• **Set exercise**:
Exclude the pictures and retype the entries as written.

____ Input records

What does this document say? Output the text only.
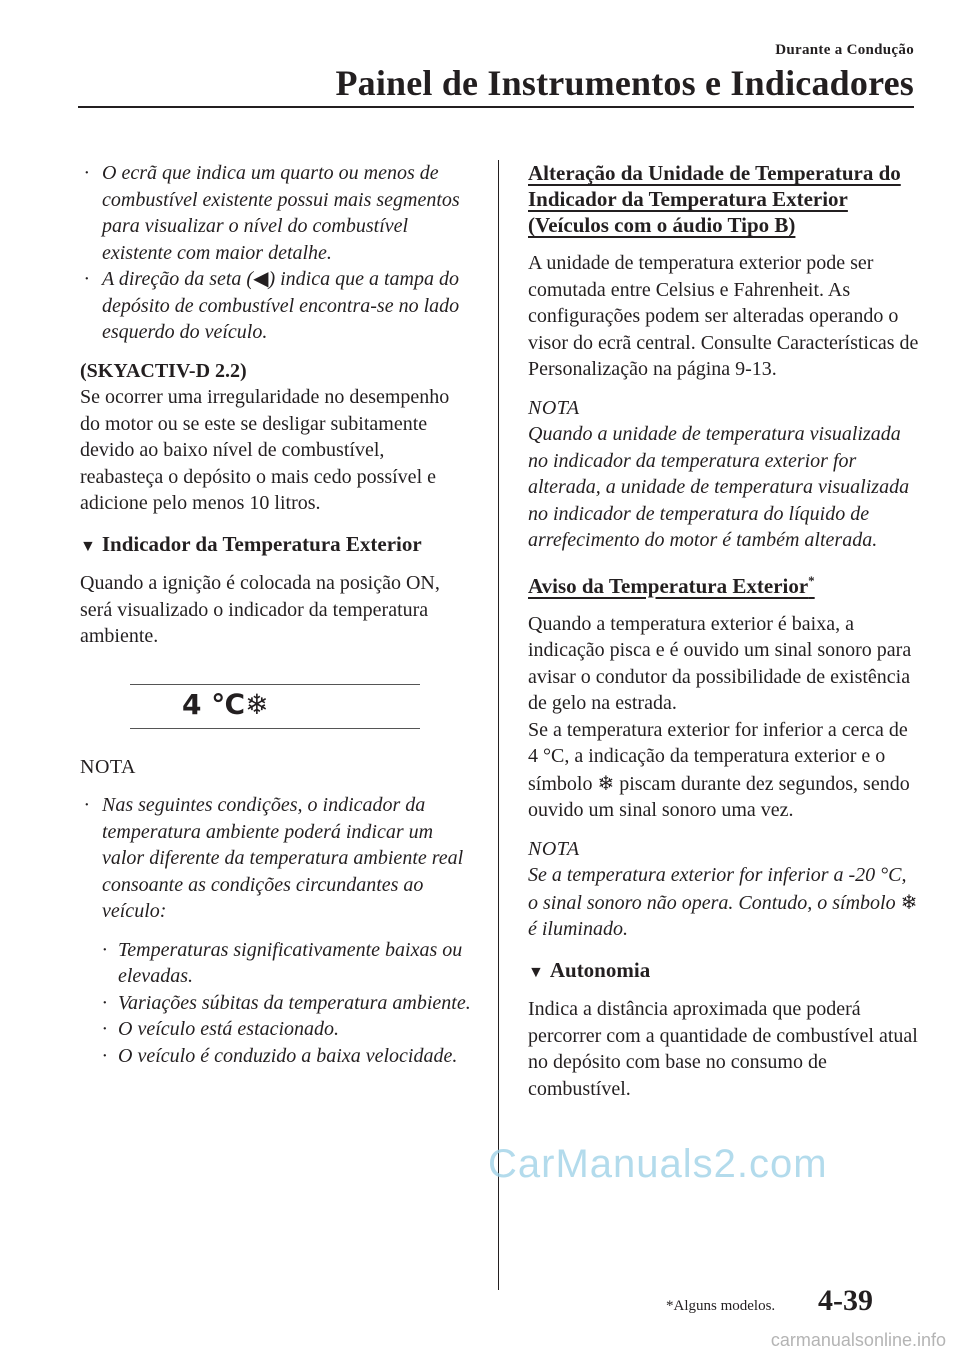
Durante a Condução
Painel de Instrumentos e Indicadores

· O ecrã que indica um quarto ou menos de combustível existente possui mais segmentos para visualizar o nível do combustível existente com maior detalhe.

· A direção da seta (◀) indica que a tampa do depósito de combustível encontra-se no lado esquerdo do veículo.

(SKYACTIV-D 2.2)

Se ocorrer uma irregularidade no desempenho do motor ou se este se desligar subitamente devido ao baixo nível de combustível, reabasteça o depósito o mais cedo possível e adicione pelo menos 10 litros.

▼ Indicador da Temperatura Exterior

Quando a ignição é colocada na posição ON, será visualizado o indicador da temperatura ambiente.

4 ℃❄

NOTA

· Nas seguintes condições, o indicador da temperatura ambiente poderá indicar um valor diferente da temperatura ambiente real consoante as condições circundantes ao veículo:

· Temperaturas significativamente baixas ou elevadas.

· Variações súbitas da temperatura ambiente.

· O veículo está estacionado.

· O veículo é conduzido a baixa velocidade.

Alteração da Unidade de Temperatura do Indicador da Temperatura Exterior (Veículos com o áudio Tipo B)

A unidade de temperatura exterior pode ser comutada entre Celsius e Fahrenheit. As configurações podem ser alteradas operando o visor do ecrã central. Consulte Características de Personalização na página 9-13.

NOTA

Quando a unidade de temperatura visualizada no indicador da temperatura exterior for alterada, a unidade de temperatura visualizada no indicador de temperatura do líquido de arrefecimento do motor é também alterada.

Aviso da Temperatura Exterior*

Quando a temperatura exterior é baixa, a indicação pisca e é ouvido um sinal sonoro para avisar o condutor da possibilidade de existência de gelo na estrada.

Se a temperatura exterior for inferior a cerca de 4 °C, a indicação da temperatura exterior e o símbolo ❄ piscam durante dez segundos, sendo ouvido um sinal sonoro uma vez.

NOTA

Se a temperatura exterior for inferior a -20 °C, o sinal sonoro não opera. Contudo, o símbolo ❄ é iluminado.

▼ Autonomia

Indica a distância aproximada que poderá percorrer com a quantidade de combustível atual no depósito com base no consumo de combustível.

*Alguns modelos. 4-39
CarManuals2.com
carmanualsonline.info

________

• **Task response**:
What does this document say? Output the text only.
Durante a Condução
Painel de Instrumentos e Indicadores

· O ecrã que indica um quarto ou menos de combustível existente possui mais segmentos para visualizar o nível do combustível existente com maior detalhe.

· A direção da seta (◀) indica que a tampa do depósito de combustível encontra-se no lado esquerdo do veículo.

(SKYACTIV-D 2.2)

Se ocorrer uma irregularidade no desempenho do motor ou se este se desligar subitamente devido ao baixo nível de combustível, reabasteça o depósito o mais cedo possível e adicione pelo menos 10 litros.

▼ Indicador da Temperatura Exterior

Quando a ignição é colocada na posição ON, será visualizado o indicador da temperatura ambiente.

4 ℃❄

NOTA

· Nas seguintes condições, o indicador da temperatura ambiente poderá indicar um valor diferente da temperatura ambiente real consoante as condições circundantes ao veículo:

· Temperaturas significativamente baixas ou elevadas.

· Variações súbitas da temperatura ambiente.

· O veículo está estacionado.

· O veículo é conduzido a baixa velocidade.

Alteração da Unidade de Temperatura do Indicador da Temperatura Exterior (Veículos com o áudio Tipo B)

A unidade de temperatura exterior pode ser comutada entre Celsius e Fahrenheit. As configurações podem ser alteradas operando o visor do ecrã central. Consulte Características de Personalização na página 9-13.

NOTA

Quando a unidade de temperatura visualizada no indicador da temperatura exterior for alterada, a unidade de temperatura visualizada no indicador de temperatura do líquido de arrefecimento do motor é também alterada.

Aviso da Temperatura Exterior*

Quando a temperatura exterior é baixa, a indicação pisca e é ouvido um sinal sonoro para avisar o condutor da possibilidade de existência de gelo na estrada.

Se a temperatura exterior for inferior a cerca de 4 °C, a indicação da temperatura exterior e o símbolo ❄ piscam durante dez segundos, sendo ouvido um sinal sonoro uma vez.

NOTA

Se a temperatura exterior for inferior a -20 °C, o sinal sonoro não opera. Contudo, o símbolo ❄ é iluminado.

▼ Autonomia

Indica a distância aproximada que poderá percorrer com a quantidade de combustível atual no depósito com base no consumo de combustível.

*Alguns modelos. 4-39
CarManuals2.com
carmanualsonline.info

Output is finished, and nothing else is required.